(Dataset records)
------------------------------------

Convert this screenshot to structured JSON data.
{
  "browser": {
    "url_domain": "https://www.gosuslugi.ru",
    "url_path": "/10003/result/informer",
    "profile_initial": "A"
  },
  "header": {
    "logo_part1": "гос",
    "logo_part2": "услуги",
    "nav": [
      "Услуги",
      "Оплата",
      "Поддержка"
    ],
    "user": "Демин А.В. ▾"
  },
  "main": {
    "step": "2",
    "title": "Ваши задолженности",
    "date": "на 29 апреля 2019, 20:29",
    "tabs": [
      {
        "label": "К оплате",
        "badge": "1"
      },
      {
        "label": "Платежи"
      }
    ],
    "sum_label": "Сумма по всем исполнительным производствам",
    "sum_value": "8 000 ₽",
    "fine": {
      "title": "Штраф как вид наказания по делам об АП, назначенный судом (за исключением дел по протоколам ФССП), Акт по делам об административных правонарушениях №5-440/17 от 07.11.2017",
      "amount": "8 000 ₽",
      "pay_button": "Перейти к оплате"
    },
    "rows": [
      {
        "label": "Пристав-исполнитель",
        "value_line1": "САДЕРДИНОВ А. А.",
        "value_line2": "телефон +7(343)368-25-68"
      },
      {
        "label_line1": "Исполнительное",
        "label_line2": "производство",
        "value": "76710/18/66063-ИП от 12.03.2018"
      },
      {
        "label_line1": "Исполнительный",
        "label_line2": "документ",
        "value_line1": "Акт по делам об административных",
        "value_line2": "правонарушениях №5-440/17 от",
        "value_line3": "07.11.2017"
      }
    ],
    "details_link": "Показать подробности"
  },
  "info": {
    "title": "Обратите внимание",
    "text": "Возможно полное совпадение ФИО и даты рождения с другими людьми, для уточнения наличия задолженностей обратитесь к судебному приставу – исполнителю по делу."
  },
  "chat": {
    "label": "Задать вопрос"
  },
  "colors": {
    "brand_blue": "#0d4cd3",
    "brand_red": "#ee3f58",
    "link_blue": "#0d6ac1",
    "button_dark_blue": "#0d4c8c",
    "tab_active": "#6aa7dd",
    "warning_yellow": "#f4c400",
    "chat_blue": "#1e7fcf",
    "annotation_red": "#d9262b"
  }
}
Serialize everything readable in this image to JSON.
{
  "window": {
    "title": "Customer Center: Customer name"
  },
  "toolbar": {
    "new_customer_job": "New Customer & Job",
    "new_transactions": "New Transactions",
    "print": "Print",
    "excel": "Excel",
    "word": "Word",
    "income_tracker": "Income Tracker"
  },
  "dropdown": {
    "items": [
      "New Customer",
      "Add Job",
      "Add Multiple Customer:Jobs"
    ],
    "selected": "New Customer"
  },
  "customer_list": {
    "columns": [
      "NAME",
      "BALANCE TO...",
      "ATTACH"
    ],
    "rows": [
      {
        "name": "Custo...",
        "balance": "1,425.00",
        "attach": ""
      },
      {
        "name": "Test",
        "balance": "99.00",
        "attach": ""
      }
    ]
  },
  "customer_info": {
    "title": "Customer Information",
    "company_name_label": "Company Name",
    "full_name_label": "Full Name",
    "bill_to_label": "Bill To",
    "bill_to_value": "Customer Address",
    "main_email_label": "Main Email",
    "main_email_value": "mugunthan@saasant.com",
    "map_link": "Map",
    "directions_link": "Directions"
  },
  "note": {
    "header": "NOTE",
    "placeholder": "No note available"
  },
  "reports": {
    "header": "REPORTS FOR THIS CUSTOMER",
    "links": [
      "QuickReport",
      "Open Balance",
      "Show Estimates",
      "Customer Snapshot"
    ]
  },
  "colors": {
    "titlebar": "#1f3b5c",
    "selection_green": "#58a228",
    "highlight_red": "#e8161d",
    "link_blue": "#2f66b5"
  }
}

------------------------------------

(WORK REQUIRED): From the records above, extract every entry verbatim.

(ANSWER TO THE TASK):
Convert this screenshot to structured JSON data.
{
  "browser": {
    "url_domain": "https://www.gosuslugi.ru",
    "url_path": "/10003/result/informer",
    "profile_initial": "A"
  },
  "header": {
    "logo_part1": "гос",
    "logo_part2": "услуги",
    "nav": [
      "Услуги",
      "Оплата",
      "Поддержка"
    ],
    "user": "Демин А.В. ▾"
  },
  "main": {
    "step": "2",
    "title": "Ваши задолженности",
    "date": "на 29 апреля 2019, 20:29",
    "tabs": [
      {
        "label": "К оплате",
        "badge": "1"
      },
      {
        "label": "Платежи"
      }
    ],
    "sum_label": "Сумма по всем исполнительным производствам",
    "sum_value": "8 000 ₽",
    "fine": {
      "title": "Штраф как вид наказания по делам об АП, назначенный судом (за исключением дел по протоколам ФССП), Акт по делам об административных правонарушениях №5-440/17 от 07.11.2017",
      "amount": "8 000 ₽",
      "pay_button": "Перейти к оплате"
    },
    "rows": [
      {
        "label": "Пристав-исполнитель",
        "value_line1": "САДЕРДИНОВ А. А.",
        "value_line2": "телефон +7(343)368-25-68"
      },
      {
        "label_line1": "Исполнительное",
        "label_line2": "производство",
        "value": "76710/18/66063-ИП от 12.03.2018"
      },
      {
        "label_line1": "Исполнительный",
        "label_line2": "документ",
        "value_line1": "Акт по делам об административных",
        "value_line2": "правонарушениях №5-440/17 от",
        "value_line3": "07.11.2017"
      }
    ],
    "details_link": "Показать подробности"
  },
  "info": {
    "title": "Обратите внимание",
    "text": "Возможно полное совпадение ФИО и даты рождения с другими людьми, для уточнения наличия задолженностей обратитесь к судебному приставу – исполнителю по делу."
  },
  "chat": {
    "label": "Задать вопрос"
  },
  "colors": {
    "brand_blue": "#0d4cd3",
    "brand_red": "#ee3f58",
    "link_blue": "#0d6ac1",
    "button_dark_blue": "#0d4c8c",
    "tab_active": "#6aa7dd",
    "warning_yellow": "#f4c400",
    "chat_blue": "#1e7fcf",
    "annotation_red": "#d9262b"
  }
}
Serialize everything readable in this image to JSON.
{
  "window": {
    "title": "Customer Center: Customer name"
  },
  "toolbar": {
    "new_customer_job": "New Customer & Job",
    "new_transactions": "New Transactions",
    "print": "Print",
    "excel": "Excel",
    "word": "Word",
    "income_tracker": "Income Tracker"
  },
  "dropdown": {
    "items": [
      "New Customer",
      "Add Job",
      "Add Multiple Customer:Jobs"
    ],
    "selected": "New Customer"
  },
  "customer_list": {
    "columns": [
      "NAME",
      "BALANCE TO...",
      "ATTACH"
    ],
    "rows": [
      {
        "name": "Custo...",
        "balance": "1,425.00",
        "attach": ""
      },
      {
        "name": "Test",
        "balance": "99.00",
        "attach": ""
      }
    ]
  },
  "customer_info": {
    "title": "Customer Information",
    "company_name_label": "Company Name",
    "full_name_label": "Full Name",
    "bill_to_label": "Bill To",
    "bill_to_value": "Customer Address",
    "main_email_label": "Main Email",
    "main_email_value": "mugunthan@saasant.com",
    "map_link": "Map",
    "directions_link": "Directions"
  },
  "note": {
    "header": "NOTE",
    "placeholder": "No note available"
  },
  "reports": {
    "header": "REPORTS FOR THIS CUSTOMER",
    "links": [
      "QuickReport",
      "Open Balance",
      "Show Estimates",
      "Customer Snapshot"
    ]
  },
  "colors": {
    "titlebar": "#1f3b5c",
    "selection_green": "#58a228",
    "highlight_red": "#e8161d",
    "link_blue": "#2f66b5"
  }
}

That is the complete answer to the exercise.